» **WRITTEN TASK**:
Pull every line containing the word "name" from the records.

» **RECORD SET**:
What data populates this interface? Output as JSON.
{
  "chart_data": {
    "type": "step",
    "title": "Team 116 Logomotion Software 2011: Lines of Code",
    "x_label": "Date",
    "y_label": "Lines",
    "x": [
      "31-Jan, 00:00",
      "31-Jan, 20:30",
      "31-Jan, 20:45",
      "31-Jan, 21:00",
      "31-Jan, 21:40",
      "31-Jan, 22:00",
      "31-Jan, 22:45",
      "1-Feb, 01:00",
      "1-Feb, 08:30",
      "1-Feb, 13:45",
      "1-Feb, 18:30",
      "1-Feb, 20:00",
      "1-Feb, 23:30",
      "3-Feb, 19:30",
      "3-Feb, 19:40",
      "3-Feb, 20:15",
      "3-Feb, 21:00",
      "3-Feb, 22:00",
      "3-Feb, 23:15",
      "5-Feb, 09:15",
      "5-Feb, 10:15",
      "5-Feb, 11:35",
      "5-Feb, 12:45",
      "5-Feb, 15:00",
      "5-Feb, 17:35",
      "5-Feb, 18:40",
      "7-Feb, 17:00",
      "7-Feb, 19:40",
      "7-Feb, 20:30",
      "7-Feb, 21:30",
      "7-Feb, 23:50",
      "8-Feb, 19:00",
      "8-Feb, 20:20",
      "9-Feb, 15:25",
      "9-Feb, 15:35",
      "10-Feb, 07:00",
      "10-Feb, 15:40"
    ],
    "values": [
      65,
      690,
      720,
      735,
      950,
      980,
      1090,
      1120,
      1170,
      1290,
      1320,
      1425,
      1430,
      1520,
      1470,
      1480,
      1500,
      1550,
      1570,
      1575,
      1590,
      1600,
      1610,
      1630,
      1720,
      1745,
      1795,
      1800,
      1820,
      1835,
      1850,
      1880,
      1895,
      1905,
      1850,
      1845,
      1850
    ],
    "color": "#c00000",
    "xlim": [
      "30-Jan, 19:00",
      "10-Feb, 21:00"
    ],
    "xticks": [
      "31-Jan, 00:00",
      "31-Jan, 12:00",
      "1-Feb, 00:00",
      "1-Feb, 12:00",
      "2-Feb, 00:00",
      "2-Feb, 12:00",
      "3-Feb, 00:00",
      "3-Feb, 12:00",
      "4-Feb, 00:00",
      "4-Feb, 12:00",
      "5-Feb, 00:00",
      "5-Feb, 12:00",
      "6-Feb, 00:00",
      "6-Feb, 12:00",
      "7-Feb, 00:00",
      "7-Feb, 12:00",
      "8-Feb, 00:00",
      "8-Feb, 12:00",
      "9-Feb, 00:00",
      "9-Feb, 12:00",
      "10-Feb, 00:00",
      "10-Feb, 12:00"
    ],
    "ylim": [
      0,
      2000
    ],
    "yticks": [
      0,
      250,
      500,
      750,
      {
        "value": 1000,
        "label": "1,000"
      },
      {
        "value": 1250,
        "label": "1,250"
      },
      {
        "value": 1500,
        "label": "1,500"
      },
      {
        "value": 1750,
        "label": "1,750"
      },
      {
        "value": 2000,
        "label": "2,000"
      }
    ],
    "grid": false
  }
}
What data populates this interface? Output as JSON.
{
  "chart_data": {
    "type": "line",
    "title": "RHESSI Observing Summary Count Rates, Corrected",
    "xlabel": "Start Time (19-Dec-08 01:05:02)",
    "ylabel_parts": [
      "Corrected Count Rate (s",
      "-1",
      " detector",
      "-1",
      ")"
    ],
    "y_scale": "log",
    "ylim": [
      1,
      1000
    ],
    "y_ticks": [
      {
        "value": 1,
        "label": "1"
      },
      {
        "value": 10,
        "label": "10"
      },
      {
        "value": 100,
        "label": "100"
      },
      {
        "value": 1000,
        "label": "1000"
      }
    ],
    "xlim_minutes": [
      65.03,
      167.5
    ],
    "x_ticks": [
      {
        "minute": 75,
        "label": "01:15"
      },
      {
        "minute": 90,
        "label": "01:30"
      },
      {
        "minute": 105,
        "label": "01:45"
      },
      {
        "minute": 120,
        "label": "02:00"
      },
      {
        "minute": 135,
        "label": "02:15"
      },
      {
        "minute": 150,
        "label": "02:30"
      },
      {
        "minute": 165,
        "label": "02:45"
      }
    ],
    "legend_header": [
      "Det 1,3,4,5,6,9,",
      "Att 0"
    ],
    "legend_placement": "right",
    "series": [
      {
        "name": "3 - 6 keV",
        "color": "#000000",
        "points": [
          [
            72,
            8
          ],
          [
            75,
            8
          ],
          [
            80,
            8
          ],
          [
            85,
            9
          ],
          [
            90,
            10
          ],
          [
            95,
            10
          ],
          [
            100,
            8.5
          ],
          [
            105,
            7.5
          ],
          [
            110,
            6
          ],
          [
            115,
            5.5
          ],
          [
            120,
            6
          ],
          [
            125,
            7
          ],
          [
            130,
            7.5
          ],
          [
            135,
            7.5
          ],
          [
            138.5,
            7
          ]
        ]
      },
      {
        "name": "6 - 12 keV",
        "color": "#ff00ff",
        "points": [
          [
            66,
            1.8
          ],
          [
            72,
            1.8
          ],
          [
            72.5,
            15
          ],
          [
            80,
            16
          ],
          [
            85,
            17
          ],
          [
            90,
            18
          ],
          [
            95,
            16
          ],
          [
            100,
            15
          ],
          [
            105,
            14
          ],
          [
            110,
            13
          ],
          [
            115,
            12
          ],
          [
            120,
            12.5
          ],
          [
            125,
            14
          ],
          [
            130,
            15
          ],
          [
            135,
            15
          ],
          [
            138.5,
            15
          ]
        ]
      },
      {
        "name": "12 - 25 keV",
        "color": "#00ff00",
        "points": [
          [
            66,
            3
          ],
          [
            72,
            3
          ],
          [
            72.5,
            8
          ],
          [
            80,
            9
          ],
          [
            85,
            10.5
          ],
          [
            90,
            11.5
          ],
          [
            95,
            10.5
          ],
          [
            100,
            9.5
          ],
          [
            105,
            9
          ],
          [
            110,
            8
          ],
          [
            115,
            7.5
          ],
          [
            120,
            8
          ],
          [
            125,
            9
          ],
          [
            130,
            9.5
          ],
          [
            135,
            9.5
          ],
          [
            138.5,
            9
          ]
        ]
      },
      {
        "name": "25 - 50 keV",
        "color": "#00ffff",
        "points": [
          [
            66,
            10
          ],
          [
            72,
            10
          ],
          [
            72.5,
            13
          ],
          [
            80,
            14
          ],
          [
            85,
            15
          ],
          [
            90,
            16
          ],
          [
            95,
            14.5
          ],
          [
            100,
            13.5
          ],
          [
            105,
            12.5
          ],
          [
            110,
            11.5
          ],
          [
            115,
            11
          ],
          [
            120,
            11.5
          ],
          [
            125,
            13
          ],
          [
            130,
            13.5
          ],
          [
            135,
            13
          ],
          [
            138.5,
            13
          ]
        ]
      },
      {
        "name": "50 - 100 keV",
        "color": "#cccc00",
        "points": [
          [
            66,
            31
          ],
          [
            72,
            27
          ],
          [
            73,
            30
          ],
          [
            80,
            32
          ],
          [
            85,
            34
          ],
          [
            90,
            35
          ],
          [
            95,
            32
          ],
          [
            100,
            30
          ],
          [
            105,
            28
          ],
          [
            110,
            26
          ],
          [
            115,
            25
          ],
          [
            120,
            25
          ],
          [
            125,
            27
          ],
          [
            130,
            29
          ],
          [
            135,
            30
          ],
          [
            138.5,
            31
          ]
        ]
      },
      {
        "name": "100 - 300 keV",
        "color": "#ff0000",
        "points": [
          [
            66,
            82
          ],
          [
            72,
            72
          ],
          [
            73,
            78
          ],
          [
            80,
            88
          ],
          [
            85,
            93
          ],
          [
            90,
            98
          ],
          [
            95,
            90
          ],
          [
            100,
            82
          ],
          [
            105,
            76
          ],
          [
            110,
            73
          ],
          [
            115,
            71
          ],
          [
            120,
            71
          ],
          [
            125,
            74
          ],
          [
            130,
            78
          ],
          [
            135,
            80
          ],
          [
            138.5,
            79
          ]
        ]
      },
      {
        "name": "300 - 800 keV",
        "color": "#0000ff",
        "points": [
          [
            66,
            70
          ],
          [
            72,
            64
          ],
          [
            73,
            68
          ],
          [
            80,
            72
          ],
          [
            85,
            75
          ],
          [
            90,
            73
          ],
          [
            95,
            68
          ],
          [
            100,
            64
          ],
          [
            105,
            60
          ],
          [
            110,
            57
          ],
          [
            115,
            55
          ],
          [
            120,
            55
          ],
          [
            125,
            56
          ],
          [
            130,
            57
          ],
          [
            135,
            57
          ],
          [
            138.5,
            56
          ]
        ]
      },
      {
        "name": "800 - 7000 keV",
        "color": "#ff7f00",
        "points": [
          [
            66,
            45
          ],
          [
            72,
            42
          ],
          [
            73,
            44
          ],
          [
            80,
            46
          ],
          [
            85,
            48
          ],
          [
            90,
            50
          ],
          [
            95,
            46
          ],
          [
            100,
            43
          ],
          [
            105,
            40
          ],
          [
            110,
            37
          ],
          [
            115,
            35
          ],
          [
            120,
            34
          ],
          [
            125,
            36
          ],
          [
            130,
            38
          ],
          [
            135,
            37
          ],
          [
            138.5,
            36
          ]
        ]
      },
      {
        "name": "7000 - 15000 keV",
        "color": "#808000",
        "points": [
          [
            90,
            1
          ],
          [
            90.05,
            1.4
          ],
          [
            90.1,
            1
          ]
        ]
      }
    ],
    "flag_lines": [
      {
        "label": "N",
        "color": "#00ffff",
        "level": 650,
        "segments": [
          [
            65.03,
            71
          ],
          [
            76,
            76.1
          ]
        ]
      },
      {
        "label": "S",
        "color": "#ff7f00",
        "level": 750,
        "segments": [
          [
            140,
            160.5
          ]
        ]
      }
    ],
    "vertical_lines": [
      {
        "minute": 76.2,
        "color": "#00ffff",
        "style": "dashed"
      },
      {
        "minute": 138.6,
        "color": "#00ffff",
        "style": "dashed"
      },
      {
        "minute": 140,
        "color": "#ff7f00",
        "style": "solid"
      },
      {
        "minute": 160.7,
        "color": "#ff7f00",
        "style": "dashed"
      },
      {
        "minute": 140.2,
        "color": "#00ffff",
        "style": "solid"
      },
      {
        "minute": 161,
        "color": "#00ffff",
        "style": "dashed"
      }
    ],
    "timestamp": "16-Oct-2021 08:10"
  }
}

» **SOLUTION TO THIS EXERCISE**:
        "name": "3 - 6 keV",
        "name": "6 - 12 keV",
        "name": "12 - 25 keV",
        "name": "25 - 50 keV",
        "name": "50 - 100 keV",
        "name": "100 - 300 keV",
        "name": "300 - 800 keV",
        "name": "800 - 7000 keV",
        "name": "7000 - 15000 keV",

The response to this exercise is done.